__Provided records__.
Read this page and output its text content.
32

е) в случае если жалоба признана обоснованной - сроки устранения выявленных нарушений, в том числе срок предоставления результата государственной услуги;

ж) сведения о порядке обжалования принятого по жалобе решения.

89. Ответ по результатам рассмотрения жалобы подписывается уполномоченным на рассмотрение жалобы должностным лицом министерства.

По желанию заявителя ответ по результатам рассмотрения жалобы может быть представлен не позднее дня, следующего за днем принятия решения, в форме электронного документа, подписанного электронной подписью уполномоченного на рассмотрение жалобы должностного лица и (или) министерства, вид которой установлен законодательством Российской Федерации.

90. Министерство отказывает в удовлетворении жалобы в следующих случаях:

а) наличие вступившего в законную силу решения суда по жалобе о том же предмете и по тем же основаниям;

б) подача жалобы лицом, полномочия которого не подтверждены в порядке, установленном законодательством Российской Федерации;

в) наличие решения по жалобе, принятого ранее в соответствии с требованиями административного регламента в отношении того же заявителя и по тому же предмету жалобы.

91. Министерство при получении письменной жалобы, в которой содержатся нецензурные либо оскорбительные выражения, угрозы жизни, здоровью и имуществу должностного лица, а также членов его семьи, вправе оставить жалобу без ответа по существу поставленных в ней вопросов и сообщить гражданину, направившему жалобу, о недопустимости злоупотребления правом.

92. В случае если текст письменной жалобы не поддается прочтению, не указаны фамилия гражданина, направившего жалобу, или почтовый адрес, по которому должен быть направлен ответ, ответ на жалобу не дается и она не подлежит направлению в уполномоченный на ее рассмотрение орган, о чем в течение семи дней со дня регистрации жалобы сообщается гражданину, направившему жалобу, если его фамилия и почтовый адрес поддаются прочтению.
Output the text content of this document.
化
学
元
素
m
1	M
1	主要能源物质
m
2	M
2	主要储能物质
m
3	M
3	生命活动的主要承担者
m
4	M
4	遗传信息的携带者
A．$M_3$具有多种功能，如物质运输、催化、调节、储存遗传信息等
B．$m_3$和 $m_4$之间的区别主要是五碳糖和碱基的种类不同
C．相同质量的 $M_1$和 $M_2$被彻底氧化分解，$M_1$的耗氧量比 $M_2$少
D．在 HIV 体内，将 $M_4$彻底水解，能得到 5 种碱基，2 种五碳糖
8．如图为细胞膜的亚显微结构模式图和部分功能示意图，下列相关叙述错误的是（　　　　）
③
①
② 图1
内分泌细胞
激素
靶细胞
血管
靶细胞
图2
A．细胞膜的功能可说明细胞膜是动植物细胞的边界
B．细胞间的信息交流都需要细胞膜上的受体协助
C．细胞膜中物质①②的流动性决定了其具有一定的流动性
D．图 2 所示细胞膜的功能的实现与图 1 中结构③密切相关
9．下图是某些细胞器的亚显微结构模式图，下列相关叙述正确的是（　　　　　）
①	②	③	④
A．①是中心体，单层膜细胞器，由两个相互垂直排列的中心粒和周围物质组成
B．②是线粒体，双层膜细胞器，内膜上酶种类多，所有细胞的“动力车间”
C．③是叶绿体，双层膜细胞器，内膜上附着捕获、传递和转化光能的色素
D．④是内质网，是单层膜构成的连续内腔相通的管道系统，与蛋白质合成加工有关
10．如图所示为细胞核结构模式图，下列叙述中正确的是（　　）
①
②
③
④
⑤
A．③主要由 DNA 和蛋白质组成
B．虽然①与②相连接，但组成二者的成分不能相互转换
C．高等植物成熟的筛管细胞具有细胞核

__Requirements__. Write out every line of the data that holds the word "наличие".

__Completed task__.
а) наличие вступившего в законную силу решения суда по жалобе о том же предмете и по тем же основаниям;
в) наличие решения по жалобе, принятого ранее в соответствии с требованиями административного регламента в отношении того же заявителя и по тому же предмету жалобы.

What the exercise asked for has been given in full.